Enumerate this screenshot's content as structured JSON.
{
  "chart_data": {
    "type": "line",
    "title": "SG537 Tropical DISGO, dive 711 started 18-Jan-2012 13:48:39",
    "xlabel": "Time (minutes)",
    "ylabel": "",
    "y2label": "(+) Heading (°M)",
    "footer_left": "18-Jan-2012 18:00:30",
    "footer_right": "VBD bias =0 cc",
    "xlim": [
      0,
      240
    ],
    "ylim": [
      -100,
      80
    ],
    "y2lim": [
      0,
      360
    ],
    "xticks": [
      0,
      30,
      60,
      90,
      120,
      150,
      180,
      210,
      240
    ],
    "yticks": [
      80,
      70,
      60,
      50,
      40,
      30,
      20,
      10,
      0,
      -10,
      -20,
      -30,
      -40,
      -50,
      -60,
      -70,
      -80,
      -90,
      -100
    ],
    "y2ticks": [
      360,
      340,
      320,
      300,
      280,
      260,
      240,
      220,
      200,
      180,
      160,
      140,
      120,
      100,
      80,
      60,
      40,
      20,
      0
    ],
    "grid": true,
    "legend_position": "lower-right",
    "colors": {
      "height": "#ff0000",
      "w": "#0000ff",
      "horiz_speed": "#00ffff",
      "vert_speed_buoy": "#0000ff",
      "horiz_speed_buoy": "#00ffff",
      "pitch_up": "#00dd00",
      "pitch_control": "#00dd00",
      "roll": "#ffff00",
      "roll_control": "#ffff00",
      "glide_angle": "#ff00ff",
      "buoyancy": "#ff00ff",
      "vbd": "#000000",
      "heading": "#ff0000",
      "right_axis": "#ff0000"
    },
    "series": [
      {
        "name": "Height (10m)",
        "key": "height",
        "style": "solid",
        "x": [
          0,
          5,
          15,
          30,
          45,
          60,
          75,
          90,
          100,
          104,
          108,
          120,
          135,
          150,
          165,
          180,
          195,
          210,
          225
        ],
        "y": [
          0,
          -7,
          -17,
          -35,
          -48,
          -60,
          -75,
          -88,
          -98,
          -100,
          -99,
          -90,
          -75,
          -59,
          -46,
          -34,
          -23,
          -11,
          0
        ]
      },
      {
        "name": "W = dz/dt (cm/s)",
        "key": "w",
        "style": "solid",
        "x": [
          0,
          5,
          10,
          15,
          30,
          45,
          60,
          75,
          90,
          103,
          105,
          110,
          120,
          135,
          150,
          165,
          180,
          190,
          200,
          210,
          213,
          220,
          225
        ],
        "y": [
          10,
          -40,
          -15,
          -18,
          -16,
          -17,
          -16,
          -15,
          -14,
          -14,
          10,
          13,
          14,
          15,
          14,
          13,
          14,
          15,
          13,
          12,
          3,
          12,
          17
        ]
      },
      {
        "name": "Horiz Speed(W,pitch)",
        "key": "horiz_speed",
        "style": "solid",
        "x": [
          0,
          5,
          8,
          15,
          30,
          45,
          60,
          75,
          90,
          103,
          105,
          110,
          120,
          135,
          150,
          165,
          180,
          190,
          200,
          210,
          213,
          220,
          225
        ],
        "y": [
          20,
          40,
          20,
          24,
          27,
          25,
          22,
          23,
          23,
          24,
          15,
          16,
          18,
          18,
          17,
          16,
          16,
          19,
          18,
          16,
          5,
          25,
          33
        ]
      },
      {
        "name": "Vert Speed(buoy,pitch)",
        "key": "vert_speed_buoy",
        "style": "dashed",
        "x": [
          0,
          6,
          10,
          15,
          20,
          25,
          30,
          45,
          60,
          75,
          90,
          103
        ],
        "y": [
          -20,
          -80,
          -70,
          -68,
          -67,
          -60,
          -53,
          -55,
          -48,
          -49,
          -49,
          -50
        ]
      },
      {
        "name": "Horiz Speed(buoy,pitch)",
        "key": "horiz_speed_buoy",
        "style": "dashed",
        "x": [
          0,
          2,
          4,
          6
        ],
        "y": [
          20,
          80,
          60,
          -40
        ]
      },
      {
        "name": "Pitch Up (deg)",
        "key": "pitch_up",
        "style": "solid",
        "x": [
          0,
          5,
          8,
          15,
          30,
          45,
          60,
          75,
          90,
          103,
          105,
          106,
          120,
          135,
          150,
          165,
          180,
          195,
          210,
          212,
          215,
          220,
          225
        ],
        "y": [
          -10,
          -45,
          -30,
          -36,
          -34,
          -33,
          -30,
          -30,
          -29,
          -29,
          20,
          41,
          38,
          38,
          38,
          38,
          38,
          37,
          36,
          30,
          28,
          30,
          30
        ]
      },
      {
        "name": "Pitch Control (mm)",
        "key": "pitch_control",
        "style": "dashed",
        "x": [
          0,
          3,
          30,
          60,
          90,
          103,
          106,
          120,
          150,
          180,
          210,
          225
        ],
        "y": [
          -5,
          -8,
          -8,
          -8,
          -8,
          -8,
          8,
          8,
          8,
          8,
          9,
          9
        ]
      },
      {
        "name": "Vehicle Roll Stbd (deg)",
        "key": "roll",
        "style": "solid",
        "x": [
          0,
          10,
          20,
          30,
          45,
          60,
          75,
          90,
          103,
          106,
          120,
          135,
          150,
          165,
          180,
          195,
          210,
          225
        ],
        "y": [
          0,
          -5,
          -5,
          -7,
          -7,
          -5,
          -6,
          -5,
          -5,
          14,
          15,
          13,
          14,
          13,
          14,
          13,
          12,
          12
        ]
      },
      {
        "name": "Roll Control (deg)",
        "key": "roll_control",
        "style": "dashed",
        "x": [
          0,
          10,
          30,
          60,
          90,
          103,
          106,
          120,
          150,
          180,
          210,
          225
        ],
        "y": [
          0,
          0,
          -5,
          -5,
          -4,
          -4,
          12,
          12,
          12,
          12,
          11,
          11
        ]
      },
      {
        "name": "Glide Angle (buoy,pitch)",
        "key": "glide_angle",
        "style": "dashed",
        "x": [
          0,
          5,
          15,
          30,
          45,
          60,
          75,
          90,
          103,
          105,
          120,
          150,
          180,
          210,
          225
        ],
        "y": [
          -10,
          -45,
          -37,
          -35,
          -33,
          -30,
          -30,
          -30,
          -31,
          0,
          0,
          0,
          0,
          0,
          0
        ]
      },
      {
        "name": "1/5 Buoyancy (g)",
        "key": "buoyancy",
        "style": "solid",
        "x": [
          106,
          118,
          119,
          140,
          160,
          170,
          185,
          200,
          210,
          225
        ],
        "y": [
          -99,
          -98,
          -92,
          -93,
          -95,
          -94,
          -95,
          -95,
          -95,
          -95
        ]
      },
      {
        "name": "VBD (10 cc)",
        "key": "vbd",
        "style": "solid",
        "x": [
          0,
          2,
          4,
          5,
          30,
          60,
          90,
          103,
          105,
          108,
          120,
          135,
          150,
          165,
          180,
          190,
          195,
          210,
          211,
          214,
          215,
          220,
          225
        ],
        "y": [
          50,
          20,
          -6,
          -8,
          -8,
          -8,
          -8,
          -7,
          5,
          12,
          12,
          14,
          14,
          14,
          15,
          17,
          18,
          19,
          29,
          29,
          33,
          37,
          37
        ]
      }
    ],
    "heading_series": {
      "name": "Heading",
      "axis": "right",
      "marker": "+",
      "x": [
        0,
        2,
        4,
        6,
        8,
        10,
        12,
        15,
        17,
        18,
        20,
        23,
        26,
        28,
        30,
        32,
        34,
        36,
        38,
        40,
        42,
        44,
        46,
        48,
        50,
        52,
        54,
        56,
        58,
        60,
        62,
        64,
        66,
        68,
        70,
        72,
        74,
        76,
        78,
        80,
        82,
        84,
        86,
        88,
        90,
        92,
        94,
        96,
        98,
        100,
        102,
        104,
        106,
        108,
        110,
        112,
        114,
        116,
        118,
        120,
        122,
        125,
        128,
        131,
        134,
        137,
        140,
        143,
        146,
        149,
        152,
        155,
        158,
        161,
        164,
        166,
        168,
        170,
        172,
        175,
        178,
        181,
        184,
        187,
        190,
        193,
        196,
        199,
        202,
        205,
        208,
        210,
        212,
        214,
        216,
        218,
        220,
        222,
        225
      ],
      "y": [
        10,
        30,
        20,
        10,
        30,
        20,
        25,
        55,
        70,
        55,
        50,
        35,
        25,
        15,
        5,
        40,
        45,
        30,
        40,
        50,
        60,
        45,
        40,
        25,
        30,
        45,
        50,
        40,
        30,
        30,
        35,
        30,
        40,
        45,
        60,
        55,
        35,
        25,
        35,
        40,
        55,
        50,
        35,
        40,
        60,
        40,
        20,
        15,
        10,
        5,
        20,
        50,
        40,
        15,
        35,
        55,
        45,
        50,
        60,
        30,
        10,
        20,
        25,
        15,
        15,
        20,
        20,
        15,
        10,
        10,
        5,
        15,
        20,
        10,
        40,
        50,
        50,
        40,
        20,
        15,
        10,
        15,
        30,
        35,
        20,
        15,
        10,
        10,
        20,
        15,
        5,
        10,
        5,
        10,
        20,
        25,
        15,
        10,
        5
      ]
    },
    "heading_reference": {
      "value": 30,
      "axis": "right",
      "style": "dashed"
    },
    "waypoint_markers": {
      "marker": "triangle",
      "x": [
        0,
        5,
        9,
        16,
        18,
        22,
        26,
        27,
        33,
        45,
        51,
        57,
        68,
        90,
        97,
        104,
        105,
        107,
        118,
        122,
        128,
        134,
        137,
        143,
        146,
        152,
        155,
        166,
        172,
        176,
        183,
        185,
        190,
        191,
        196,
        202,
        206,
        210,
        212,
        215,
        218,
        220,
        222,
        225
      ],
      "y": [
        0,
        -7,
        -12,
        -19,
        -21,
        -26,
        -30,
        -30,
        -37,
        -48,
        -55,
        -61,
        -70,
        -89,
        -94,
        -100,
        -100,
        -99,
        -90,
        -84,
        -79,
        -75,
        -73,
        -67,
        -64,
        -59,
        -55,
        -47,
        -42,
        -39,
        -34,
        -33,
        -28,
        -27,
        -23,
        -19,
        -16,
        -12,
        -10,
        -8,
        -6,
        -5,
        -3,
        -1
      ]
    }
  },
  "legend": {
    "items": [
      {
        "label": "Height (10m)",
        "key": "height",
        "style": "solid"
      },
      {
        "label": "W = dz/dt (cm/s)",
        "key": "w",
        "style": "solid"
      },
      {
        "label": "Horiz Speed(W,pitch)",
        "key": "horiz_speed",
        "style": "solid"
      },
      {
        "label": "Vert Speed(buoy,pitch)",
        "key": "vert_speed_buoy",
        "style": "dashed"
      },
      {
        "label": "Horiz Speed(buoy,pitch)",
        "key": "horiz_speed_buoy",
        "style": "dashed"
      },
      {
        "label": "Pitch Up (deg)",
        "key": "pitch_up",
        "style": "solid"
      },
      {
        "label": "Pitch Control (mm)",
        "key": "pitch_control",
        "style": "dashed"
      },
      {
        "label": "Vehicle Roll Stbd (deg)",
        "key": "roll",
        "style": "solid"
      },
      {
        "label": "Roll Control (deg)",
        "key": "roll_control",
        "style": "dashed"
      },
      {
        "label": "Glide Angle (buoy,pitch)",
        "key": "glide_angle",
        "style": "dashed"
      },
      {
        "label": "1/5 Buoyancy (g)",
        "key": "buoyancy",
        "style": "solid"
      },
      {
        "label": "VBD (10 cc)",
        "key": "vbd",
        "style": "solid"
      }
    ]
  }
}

# # # #

Each line in the material either holds the string "Stbd" or does not. State how many do, and nothing else.

2